▶ [PROVIDED ENTRIES]:

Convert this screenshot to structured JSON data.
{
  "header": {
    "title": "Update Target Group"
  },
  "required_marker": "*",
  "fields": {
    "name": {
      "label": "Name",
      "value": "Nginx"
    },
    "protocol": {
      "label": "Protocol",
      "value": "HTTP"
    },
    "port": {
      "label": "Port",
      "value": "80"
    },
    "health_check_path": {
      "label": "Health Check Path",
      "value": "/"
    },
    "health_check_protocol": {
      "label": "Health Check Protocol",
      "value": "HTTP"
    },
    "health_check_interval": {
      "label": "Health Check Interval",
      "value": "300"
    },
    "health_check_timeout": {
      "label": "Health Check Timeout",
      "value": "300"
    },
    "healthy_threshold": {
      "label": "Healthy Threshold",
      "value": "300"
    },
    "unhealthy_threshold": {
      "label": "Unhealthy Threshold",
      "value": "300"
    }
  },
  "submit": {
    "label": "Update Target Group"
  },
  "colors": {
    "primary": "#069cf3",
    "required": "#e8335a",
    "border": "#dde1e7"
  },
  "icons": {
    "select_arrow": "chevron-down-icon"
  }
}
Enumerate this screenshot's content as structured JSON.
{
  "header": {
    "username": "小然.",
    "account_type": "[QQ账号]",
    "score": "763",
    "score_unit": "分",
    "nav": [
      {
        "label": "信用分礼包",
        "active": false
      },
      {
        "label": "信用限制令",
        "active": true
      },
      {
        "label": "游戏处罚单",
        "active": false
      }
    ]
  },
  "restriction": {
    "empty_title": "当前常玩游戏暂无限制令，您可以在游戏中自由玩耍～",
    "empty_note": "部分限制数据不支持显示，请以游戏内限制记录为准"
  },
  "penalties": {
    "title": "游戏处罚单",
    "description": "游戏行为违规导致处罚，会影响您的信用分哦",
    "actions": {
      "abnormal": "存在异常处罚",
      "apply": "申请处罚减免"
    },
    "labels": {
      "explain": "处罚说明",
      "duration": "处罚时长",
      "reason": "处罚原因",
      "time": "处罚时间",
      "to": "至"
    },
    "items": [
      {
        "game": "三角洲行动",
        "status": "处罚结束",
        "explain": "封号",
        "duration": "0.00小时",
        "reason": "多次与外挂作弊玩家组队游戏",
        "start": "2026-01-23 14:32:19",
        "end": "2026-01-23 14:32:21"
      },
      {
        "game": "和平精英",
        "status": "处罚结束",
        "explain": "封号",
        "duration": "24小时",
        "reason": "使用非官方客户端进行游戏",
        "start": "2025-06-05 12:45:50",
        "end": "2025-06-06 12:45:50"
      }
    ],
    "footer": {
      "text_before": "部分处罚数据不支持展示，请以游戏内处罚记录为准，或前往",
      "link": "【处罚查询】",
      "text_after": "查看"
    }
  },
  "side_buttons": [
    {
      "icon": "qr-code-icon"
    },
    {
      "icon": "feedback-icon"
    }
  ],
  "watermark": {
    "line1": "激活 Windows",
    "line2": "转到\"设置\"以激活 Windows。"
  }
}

▶ [OBJECTIVE]:
Print again each line of the listing above, exactly as it appears.

▶ [SOLUTION TO THIS EXERCISE]:
Convert this screenshot to structured JSON data.
{
  "header": {
    "title": "Update Target Group"
  },
  "required_marker": "*",
  "fields": {
    "name": {
      "label": "Name",
      "value": "Nginx"
    },
    "protocol": {
      "label": "Protocol",
      "value": "HTTP"
    },
    "port": {
      "label": "Port",
      "value": "80"
    },
    "health_check_path": {
      "label": "Health Check Path",
      "value": "/"
    },
    "health_check_protocol": {
      "label": "Health Check Protocol",
      "value": "HTTP"
    },
    "health_check_interval": {
      "label": "Health Check Interval",
      "value": "300"
    },
    "health_check_timeout": {
      "label": "Health Check Timeout",
      "value": "300"
    },
    "healthy_threshold": {
      "label": "Healthy Threshold",
      "value": "300"
    },
    "unhealthy_threshold": {
      "label": "Unhealthy Threshold",
      "value": "300"
    }
  },
  "submit": {
    "label": "Update Target Group"
  },
  "colors": {
    "primary": "#069cf3",
    "required": "#e8335a",
    "border": "#dde1e7"
  },
  "icons": {
    "select_arrow": "chevron-down-icon"
  }
}
Enumerate this screenshot's content as structured JSON.
{
  "header": {
    "username": "小然.",
    "account_type": "[QQ账号]",
    "score": "763",
    "score_unit": "分",
    "nav": [
      {
        "label": "信用分礼包",
        "active": false
      },
      {
        "label": "信用限制令",
        "active": true
      },
      {
        "label": "游戏处罚单",
        "active": false
      }
    ]
  },
  "restriction": {
    "empty_title": "当前常玩游戏暂无限制令，您可以在游戏中自由玩耍～",
    "empty_note": "部分限制数据不支持显示，请以游戏内限制记录为准"
  },
  "penalties": {
    "title": "游戏处罚单",
    "description": "游戏行为违规导致处罚，会影响您的信用分哦",
    "actions": {
      "abnormal": "存在异常处罚",
      "apply": "申请处罚减免"
    },
    "labels": {
      "explain": "处罚说明",
      "duration": "处罚时长",
      "reason": "处罚原因",
      "time": "处罚时间",
      "to": "至"
    },
    "items": [
      {
        "game": "三角洲行动",
        "status": "处罚结束",
        "explain": "封号",
        "duration": "0.00小时",
        "reason": "多次与外挂作弊玩家组队游戏",
        "start": "2026-01-23 14:32:19",
        "end": "2026-01-23 14:32:21"
      },
      {
        "game": "和平精英",
        "status": "处罚结束",
        "explain": "封号",
        "duration": "24小时",
        "reason": "使用非官方客户端进行游戏",
        "start": "2025-06-05 12:45:50",
        "end": "2025-06-06 12:45:50"
      }
    ],
    "footer": {
      "text_before": "部分处罚数据不支持展示，请以游戏内处罚记录为准，或前往",
      "link": "【处罚查询】",
      "text_after": "查看"
    }
  },
  "side_buttons": [
    {
      "icon": "qr-code-icon"
    },
    {
      "icon": "feedback-icon"
    }
  ],
  "watermark": {
    "line1": "激活 Windows",
    "line2": "转到\"设置\"以激活 Windows。"
  }
}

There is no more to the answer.